*** RECORDS
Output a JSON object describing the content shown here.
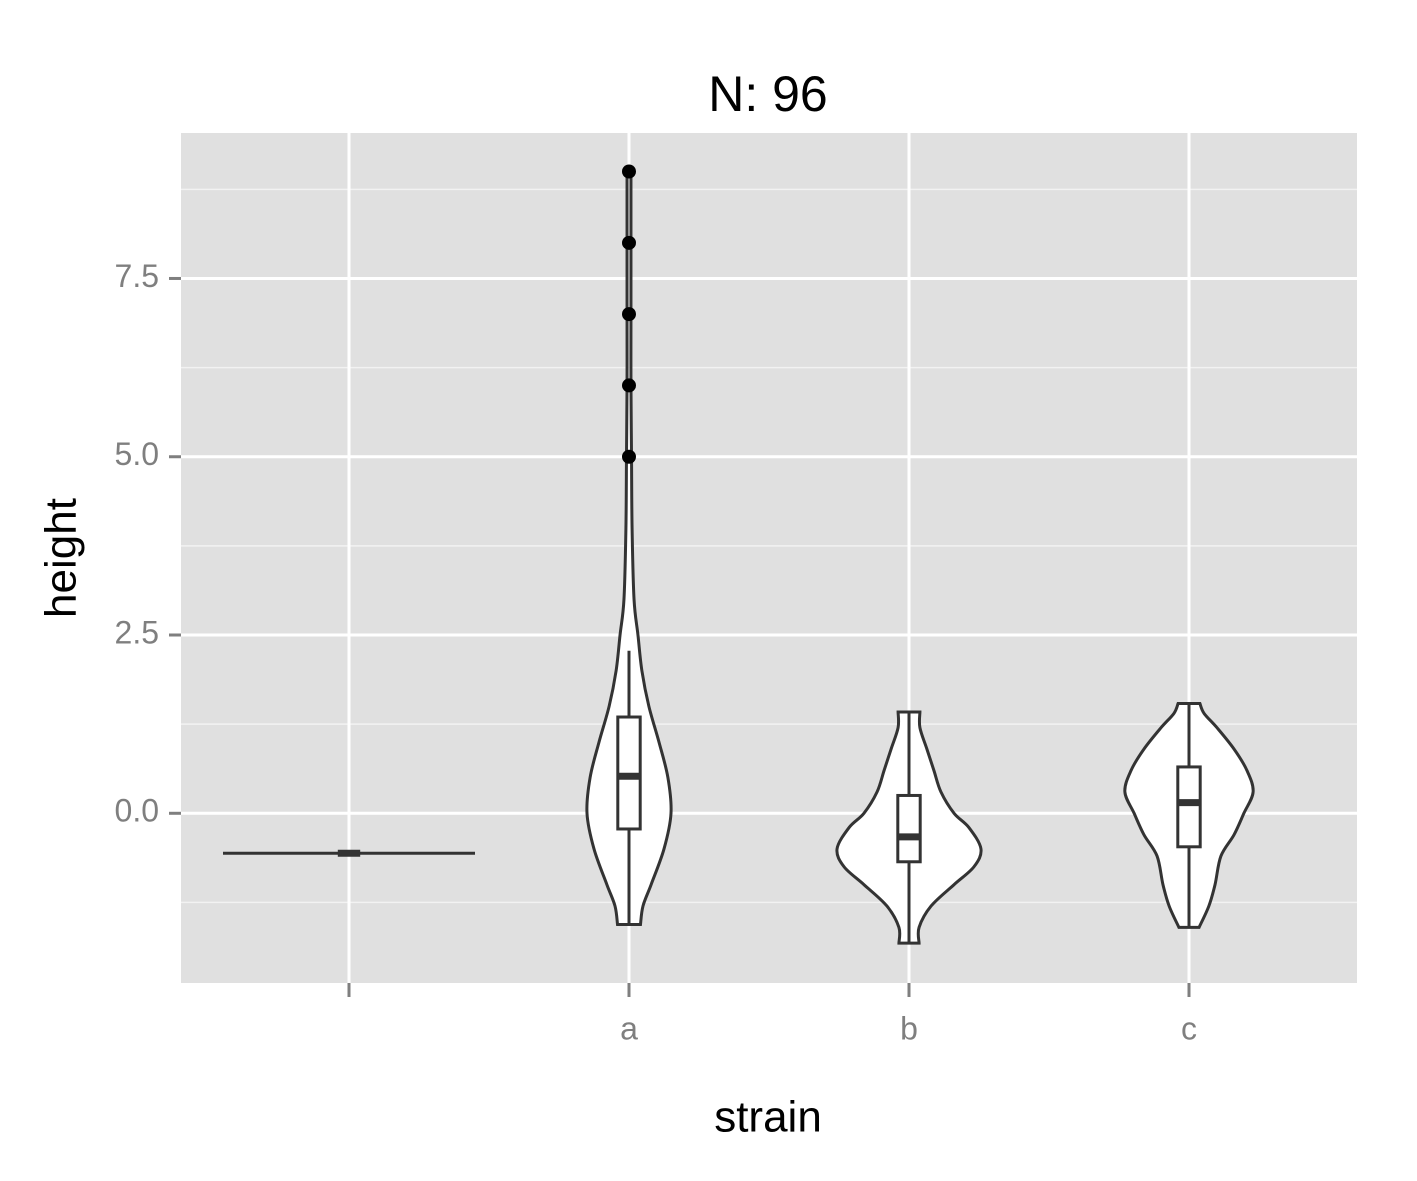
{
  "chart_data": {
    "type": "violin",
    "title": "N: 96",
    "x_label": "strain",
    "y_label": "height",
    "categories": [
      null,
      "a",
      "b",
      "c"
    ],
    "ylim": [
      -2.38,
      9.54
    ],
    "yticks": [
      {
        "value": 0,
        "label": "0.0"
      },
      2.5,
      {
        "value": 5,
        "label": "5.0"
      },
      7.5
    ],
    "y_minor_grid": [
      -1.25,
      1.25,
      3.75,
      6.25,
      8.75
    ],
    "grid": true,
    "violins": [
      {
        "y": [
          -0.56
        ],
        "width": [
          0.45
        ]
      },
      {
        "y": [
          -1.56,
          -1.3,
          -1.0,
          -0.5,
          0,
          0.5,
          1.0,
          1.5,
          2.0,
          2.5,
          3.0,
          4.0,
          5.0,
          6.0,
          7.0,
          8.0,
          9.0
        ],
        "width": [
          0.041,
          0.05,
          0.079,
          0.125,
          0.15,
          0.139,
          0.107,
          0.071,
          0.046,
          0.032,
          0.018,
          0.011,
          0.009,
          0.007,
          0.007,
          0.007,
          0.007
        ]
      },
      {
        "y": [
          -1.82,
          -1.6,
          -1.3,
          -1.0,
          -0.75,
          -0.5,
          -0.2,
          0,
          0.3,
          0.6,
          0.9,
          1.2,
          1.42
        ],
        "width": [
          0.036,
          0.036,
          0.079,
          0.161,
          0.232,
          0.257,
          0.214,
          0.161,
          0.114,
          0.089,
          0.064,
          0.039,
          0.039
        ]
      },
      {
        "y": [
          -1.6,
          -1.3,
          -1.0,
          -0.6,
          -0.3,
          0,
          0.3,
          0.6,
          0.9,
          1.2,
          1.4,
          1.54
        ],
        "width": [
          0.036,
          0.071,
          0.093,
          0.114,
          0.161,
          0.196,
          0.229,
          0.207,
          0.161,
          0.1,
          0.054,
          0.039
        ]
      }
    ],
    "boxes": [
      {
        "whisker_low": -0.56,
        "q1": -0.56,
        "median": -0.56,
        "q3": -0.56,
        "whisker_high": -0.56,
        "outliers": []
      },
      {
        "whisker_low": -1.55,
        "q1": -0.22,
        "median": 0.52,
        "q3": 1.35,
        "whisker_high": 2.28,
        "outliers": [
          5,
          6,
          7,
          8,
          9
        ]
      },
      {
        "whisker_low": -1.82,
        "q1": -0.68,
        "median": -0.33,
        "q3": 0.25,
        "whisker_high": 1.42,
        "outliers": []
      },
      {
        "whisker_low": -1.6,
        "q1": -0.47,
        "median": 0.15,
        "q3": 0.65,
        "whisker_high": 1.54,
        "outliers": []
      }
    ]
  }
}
******
§ PROBLEM
The pictures should not appear in the copy; every other part of the records above must be returned exactly.

§ ANSWER IN FULL
Output a JSON object describing the content shown here.
{
  "chart_data": {
    "type": "violin",
    "title": "N: 96",
    "x_label": "strain",
    "y_label": "height",
    "categories": [
      null,
      "a",
      "b",
      "c"
    ],
    "ylim": [
      -2.38,
      9.54
    ],
    "yticks": [
      {
        "value": 0,
        "label": "0.0"
      },
      2.5,
      {
        "value": 5,
        "label": "5.0"
      },
      7.5
    ],
    "y_minor_grid": [
      -1.25,
      1.25,
      3.75,
      6.25,
      8.75
    ],
    "grid": true,
    "violins": [
      {
        "y": [
          -0.56
        ],
        "width": [
          0.45
        ]
      },
      {
        "y": [
          -1.56,
          -1.3,
          -1.0,
          -0.5,
          0,
          0.5,
          1.0,
          1.5,
          2.0,
          2.5,
          3.0,
          4.0,
          5.0,
          6.0,
          7.0,
          8.0,
          9.0
        ],
        "width": [
          0.041,
          0.05,
          0.079,
          0.125,
          0.15,
          0.139,
          0.107,
          0.071,
          0.046,
          0.032,
          0.018,
          0.011,
          0.009,
          0.007,
          0.007,
          0.007,
          0.007
        ]
      },
      {
        "y": [
          -1.82,
          -1.6,
          -1.3,
          -1.0,
          -0.75,
          -0.5,
          -0.2,
          0,
          0.3,
          0.6,
          0.9,
          1.2,
          1.42
        ],
        "width": [
          0.036,
          0.036,
          0.079,
          0.161,
          0.232,
          0.257,
          0.214,
          0.161,
          0.114,
          0.089,
          0.064,
          0.039,
          0.039
        ]
      },
      {
        "y": [
          -1.6,
          -1.3,
          -1.0,
          -0.6,
          -0.3,
          0,
          0.3,
          0.6,
          0.9,
          1.2,
          1.4,
          1.54
        ],
        "width": [
          0.036,
          0.071,
          0.093,
          0.114,
          0.161,
          0.196,
          0.229,
          0.207,
          0.161,
          0.1,
          0.054,
          0.039
        ]
      }
    ],
    "boxes": [
      {
        "whisker_low": -0.56,
        "q1": -0.56,
        "median": -0.56,
        "q3": -0.56,
        "whisker_high": -0.56,
        "outliers": []
      },
      {
        "whisker_low": -1.55,
        "q1": -0.22,
        "median": 0.52,
        "q3": 1.35,
        "whisker_high": 2.28,
        "outliers": [
          5,
          6,
          7,
          8,
          9
        ]
      },
      {
        "whisker_low": -1.82,
        "q1": -0.68,
        "median": -0.33,
        "q3": 0.25,
        "whisker_high": 1.42,
        "outliers": []
      },
      {
        "whisker_low": -1.6,
        "q1": -0.47,
        "median": 0.15,
        "q3": 0.65,
        "whisker_high": 1.54,
        "outliers": []
      }
    ]
  }
}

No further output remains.